Dataset listings of figures
****

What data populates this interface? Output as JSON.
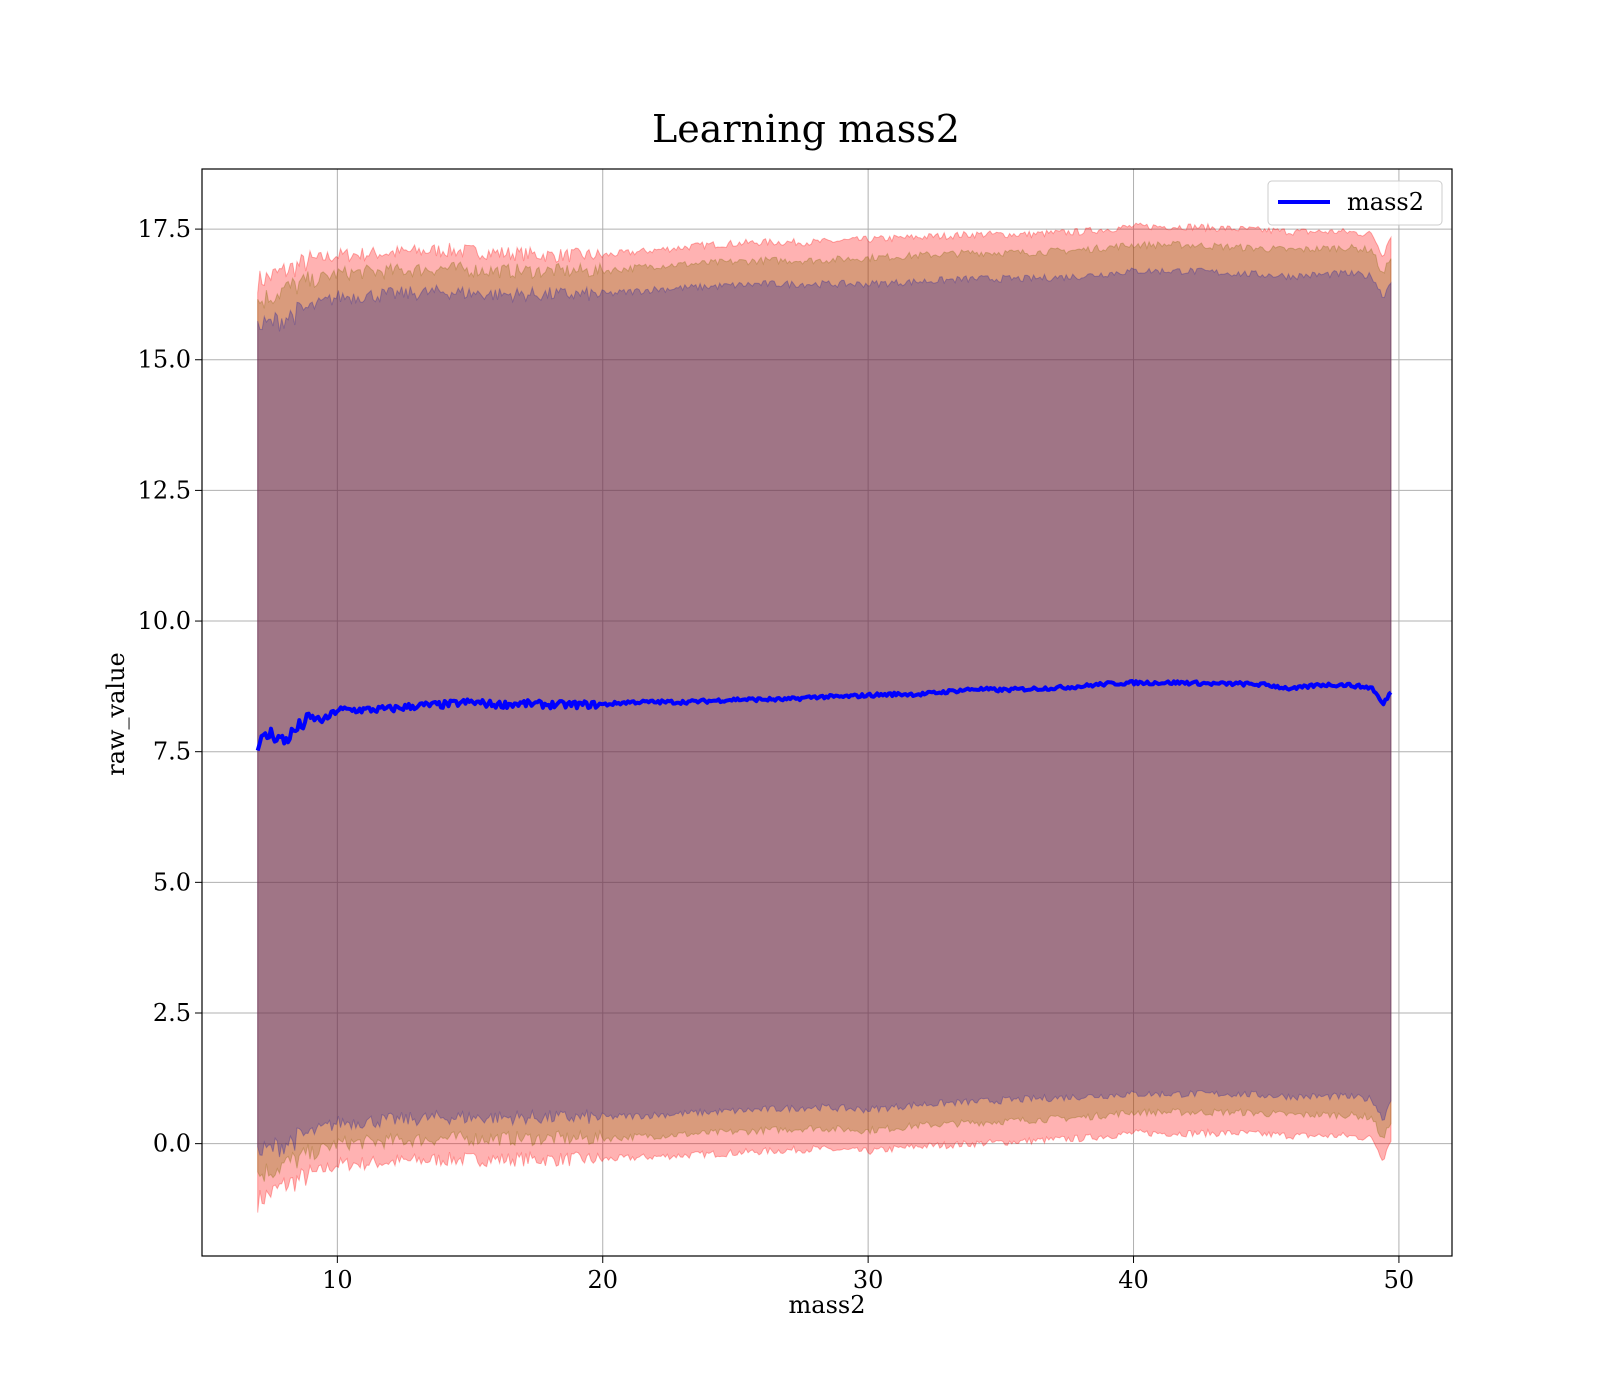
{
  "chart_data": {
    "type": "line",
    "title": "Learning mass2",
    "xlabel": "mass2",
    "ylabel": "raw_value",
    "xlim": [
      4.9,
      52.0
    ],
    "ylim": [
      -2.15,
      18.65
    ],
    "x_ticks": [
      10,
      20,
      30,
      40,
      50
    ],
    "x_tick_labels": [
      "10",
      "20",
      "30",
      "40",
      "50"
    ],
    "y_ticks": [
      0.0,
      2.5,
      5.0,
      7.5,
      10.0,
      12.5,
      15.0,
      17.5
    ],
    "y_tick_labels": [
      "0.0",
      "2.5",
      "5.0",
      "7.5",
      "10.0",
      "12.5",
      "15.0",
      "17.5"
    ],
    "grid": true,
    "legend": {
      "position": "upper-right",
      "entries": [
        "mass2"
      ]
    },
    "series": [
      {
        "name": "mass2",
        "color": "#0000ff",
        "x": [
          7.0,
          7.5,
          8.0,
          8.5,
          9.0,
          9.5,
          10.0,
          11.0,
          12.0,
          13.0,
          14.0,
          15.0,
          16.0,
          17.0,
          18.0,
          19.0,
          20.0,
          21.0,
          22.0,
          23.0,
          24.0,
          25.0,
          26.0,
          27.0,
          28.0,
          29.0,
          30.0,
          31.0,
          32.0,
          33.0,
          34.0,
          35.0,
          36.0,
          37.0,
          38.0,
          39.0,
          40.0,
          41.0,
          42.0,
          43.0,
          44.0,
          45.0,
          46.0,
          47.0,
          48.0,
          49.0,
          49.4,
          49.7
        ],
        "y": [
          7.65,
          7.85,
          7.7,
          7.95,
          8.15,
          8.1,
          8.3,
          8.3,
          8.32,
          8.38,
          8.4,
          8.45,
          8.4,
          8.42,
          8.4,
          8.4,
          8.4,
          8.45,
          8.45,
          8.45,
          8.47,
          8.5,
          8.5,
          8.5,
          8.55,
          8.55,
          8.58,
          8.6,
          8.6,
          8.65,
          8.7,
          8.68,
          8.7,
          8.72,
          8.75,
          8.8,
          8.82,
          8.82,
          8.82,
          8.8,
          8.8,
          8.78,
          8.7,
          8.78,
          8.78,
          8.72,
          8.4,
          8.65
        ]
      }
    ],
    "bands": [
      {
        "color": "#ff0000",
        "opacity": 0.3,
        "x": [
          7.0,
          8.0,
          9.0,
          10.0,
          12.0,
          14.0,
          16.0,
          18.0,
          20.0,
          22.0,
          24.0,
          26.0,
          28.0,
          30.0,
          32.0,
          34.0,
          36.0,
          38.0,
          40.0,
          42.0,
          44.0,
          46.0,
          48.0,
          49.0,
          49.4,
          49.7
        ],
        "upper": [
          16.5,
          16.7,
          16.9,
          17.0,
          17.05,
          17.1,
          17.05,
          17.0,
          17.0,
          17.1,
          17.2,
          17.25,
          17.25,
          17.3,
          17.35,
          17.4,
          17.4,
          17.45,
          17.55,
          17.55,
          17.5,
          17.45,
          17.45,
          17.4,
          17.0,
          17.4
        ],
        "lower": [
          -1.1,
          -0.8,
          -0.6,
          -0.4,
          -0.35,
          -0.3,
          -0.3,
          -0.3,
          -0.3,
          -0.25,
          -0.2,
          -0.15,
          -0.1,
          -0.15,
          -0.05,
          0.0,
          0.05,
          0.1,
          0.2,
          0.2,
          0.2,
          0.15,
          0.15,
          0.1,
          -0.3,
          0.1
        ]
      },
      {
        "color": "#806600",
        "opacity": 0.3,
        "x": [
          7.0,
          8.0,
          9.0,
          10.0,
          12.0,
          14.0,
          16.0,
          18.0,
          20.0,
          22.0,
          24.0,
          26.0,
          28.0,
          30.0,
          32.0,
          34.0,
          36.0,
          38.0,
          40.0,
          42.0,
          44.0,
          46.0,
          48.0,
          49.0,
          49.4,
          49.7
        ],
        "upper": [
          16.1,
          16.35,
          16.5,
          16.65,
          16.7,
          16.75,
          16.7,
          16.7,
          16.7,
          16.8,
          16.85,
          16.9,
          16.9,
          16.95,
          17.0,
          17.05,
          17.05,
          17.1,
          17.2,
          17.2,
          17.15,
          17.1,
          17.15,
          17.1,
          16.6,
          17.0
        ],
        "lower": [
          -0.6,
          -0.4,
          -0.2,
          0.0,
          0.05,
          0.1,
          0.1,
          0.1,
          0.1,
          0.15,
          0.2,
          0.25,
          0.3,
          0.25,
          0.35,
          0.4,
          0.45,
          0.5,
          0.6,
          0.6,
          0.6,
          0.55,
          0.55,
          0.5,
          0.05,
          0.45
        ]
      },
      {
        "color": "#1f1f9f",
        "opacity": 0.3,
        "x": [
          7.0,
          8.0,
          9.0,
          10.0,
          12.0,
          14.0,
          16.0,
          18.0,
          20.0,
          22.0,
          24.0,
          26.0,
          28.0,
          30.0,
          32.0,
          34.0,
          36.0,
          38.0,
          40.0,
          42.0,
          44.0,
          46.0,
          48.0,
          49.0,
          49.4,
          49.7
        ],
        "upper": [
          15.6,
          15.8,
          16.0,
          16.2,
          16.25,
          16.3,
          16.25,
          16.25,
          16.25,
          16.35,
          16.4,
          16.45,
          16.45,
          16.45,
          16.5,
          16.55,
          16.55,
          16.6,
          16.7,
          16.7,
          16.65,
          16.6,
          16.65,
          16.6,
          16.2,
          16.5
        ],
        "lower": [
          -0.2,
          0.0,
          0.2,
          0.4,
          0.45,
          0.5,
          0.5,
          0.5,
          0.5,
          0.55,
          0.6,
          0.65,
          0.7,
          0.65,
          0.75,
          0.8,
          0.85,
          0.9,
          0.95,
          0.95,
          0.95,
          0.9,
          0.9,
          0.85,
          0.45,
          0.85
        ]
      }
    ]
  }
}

****

What is required:
Every record above should be transcribed exactly; the pictures stay out of the copy.

Result for this exercise:
What data populates this interface? Output as JSON.
{
  "chart_data": {
    "type": "line",
    "title": "Learning mass2",
    "xlabel": "mass2",
    "ylabel": "raw_value",
    "xlim": [
      4.9,
      52.0
    ],
    "ylim": [
      -2.15,
      18.65
    ],
    "x_ticks": [
      10,
      20,
      30,
      40,
      50
    ],
    "x_tick_labels": [
      "10",
      "20",
      "30",
      "40",
      "50"
    ],
    "y_ticks": [
      0.0,
      2.5,
      5.0,
      7.5,
      10.0,
      12.5,
      15.0,
      17.5
    ],
    "y_tick_labels": [
      "0.0",
      "2.5",
      "5.0",
      "7.5",
      "10.0",
      "12.5",
      "15.0",
      "17.5"
    ],
    "grid": true,
    "legend": {
      "position": "upper-right",
      "entries": [
        "mass2"
      ]
    },
    "series": [
      {
        "name": "mass2",
        "color": "#0000ff",
        "x": [
          7.0,
          7.5,
          8.0,
          8.5,
          9.0,
          9.5,
          10.0,
          11.0,
          12.0,
          13.0,
          14.0,
          15.0,
          16.0,
          17.0,
          18.0,
          19.0,
          20.0,
          21.0,
          22.0,
          23.0,
          24.0,
          25.0,
          26.0,
          27.0,
          28.0,
          29.0,
          30.0,
          31.0,
          32.0,
          33.0,
          34.0,
          35.0,
          36.0,
          37.0,
          38.0,
          39.0,
          40.0,
          41.0,
          42.0,
          43.0,
          44.0,
          45.0,
          46.0,
          47.0,
          48.0,
          49.0,
          49.4,
          49.7
        ],
        "y": [
          7.65,
          7.85,
          7.7,
          7.95,
          8.15,
          8.1,
          8.3,
          8.3,
          8.32,
          8.38,
          8.4,
          8.45,
          8.4,
          8.42,
          8.4,
          8.4,
          8.4,
          8.45,
          8.45,
          8.45,
          8.47,
          8.5,
          8.5,
          8.5,
          8.55,
          8.55,
          8.58,
          8.6,
          8.6,
          8.65,
          8.7,
          8.68,
          8.7,
          8.72,
          8.75,
          8.8,
          8.82,
          8.82,
          8.82,
          8.8,
          8.8,
          8.78,
          8.7,
          8.78,
          8.78,
          8.72,
          8.4,
          8.65
        ]
      }
    ],
    "bands": [
      {
        "color": "#ff0000",
        "opacity": 0.3,
        "x": [
          7.0,
          8.0,
          9.0,
          10.0,
          12.0,
          14.0,
          16.0,
          18.0,
          20.0,
          22.0,
          24.0,
          26.0,
          28.0,
          30.0,
          32.0,
          34.0,
          36.0,
          38.0,
          40.0,
          42.0,
          44.0,
          46.0,
          48.0,
          49.0,
          49.4,
          49.7
        ],
        "upper": [
          16.5,
          16.7,
          16.9,
          17.0,
          17.05,
          17.1,
          17.05,
          17.0,
          17.0,
          17.1,
          17.2,
          17.25,
          17.25,
          17.3,
          17.35,
          17.4,
          17.4,
          17.45,
          17.55,
          17.55,
          17.5,
          17.45,
          17.45,
          17.4,
          17.0,
          17.4
        ],
        "lower": [
          -1.1,
          -0.8,
          -0.6,
          -0.4,
          -0.35,
          -0.3,
          -0.3,
          -0.3,
          -0.3,
          -0.25,
          -0.2,
          -0.15,
          -0.1,
          -0.15,
          -0.05,
          0.0,
          0.05,
          0.1,
          0.2,
          0.2,
          0.2,
          0.15,
          0.15,
          0.1,
          -0.3,
          0.1
        ]
      },
      {
        "color": "#806600",
        "opacity": 0.3,
        "x": [
          7.0,
          8.0,
          9.0,
          10.0,
          12.0,
          14.0,
          16.0,
          18.0,
          20.0,
          22.0,
          24.0,
          26.0,
          28.0,
          30.0,
          32.0,
          34.0,
          36.0,
          38.0,
          40.0,
          42.0,
          44.0,
          46.0,
          48.0,
          49.0,
          49.4,
          49.7
        ],
        "upper": [
          16.1,
          16.35,
          16.5,
          16.65,
          16.7,
          16.75,
          16.7,
          16.7,
          16.7,
          16.8,
          16.85,
          16.9,
          16.9,
          16.95,
          17.0,
          17.05,
          17.05,
          17.1,
          17.2,
          17.2,
          17.15,
          17.1,
          17.15,
          17.1,
          16.6,
          17.0
        ],
        "lower": [
          -0.6,
          -0.4,
          -0.2,
          0.0,
          0.05,
          0.1,
          0.1,
          0.1,
          0.1,
          0.15,
          0.2,
          0.25,
          0.3,
          0.25,
          0.35,
          0.4,
          0.45,
          0.5,
          0.6,
          0.6,
          0.6,
          0.55,
          0.55,
          0.5,
          0.05,
          0.45
        ]
      },
      {
        "color": "#1f1f9f",
        "opacity": 0.3,
        "x": [
          7.0,
          8.0,
          9.0,
          10.0,
          12.0,
          14.0,
          16.0,
          18.0,
          20.0,
          22.0,
          24.0,
          26.0,
          28.0,
          30.0,
          32.0,
          34.0,
          36.0,
          38.0,
          40.0,
          42.0,
          44.0,
          46.0,
          48.0,
          49.0,
          49.4,
          49.7
        ],
        "upper": [
          15.6,
          15.8,
          16.0,
          16.2,
          16.25,
          16.3,
          16.25,
          16.25,
          16.25,
          16.35,
          16.4,
          16.45,
          16.45,
          16.45,
          16.5,
          16.55,
          16.55,
          16.6,
          16.7,
          16.7,
          16.65,
          16.6,
          16.65,
          16.6,
          16.2,
          16.5
        ],
        "lower": [
          -0.2,
          0.0,
          0.2,
          0.4,
          0.45,
          0.5,
          0.5,
          0.5,
          0.5,
          0.55,
          0.6,
          0.65,
          0.7,
          0.65,
          0.75,
          0.8,
          0.85,
          0.9,
          0.95,
          0.95,
          0.95,
          0.9,
          0.9,
          0.85,
          0.45,
          0.85
        ]
      }
    ]
  }
}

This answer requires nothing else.